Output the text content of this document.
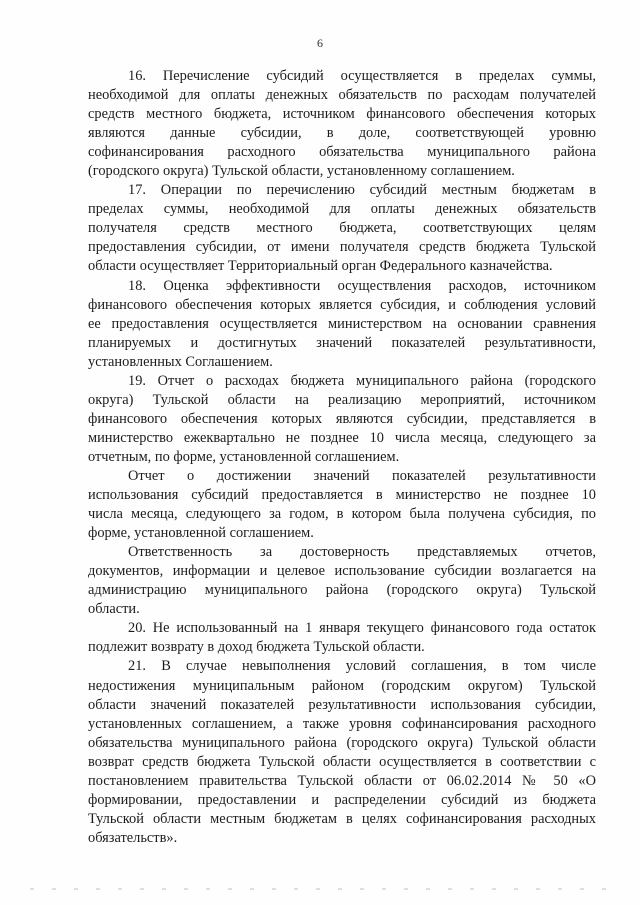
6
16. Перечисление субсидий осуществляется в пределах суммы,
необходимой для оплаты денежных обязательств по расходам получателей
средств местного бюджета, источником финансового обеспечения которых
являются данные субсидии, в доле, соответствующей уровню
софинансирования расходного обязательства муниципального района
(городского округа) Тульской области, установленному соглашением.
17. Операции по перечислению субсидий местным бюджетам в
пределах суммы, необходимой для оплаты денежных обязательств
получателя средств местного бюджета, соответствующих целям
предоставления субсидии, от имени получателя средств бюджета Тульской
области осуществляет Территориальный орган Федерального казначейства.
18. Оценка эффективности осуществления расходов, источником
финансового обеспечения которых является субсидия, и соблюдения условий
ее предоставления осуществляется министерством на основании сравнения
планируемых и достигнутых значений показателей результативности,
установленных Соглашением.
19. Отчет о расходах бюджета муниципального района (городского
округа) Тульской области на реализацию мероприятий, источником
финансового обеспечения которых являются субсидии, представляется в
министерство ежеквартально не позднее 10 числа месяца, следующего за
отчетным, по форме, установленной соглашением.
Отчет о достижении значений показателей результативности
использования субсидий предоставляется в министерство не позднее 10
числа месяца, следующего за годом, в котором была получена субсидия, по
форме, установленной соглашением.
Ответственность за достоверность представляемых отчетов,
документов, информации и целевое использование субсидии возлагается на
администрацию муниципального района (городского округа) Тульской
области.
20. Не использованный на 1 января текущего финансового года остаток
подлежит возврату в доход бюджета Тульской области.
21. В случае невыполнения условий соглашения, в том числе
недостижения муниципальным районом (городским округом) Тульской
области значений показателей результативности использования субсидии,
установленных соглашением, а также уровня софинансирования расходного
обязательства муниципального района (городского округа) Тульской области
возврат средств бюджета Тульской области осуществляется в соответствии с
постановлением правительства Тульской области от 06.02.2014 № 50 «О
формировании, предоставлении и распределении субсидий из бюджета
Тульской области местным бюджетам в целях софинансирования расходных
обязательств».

* WHAT YOU SHOULD DO *
Each line that contains the word "которых" counts toward the total; give only that total.

* WRITTEN ANSWER *
3